(Raw records)
+ + + +

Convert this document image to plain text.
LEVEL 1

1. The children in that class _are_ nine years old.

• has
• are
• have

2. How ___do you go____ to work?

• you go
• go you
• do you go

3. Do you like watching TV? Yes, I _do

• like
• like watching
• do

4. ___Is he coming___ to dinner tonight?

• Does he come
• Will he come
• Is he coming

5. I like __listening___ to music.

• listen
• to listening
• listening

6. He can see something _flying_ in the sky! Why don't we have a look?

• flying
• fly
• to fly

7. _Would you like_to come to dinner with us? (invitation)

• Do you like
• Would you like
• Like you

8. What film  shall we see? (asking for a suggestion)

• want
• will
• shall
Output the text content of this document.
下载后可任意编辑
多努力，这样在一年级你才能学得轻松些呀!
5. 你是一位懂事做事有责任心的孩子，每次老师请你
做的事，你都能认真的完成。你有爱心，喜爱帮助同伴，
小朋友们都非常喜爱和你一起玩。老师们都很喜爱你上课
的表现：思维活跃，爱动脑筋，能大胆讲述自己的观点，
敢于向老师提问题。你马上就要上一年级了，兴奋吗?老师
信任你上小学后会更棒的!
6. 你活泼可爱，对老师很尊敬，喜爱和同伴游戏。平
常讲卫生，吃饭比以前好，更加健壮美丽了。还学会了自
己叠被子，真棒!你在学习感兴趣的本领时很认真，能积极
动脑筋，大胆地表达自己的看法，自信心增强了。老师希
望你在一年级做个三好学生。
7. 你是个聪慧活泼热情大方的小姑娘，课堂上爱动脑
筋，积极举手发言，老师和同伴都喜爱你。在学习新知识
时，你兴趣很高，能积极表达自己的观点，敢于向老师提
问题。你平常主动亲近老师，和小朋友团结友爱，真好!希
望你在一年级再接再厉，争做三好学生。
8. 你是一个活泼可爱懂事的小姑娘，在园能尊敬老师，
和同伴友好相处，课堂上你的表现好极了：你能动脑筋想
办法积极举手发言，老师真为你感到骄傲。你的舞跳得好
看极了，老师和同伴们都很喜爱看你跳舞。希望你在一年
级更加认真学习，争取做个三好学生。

+ + + +

** Work to do **
From the listing, copy each line containing the word "this".

** Complete response **
Convert this document image to plain text.
Output the text content of this document.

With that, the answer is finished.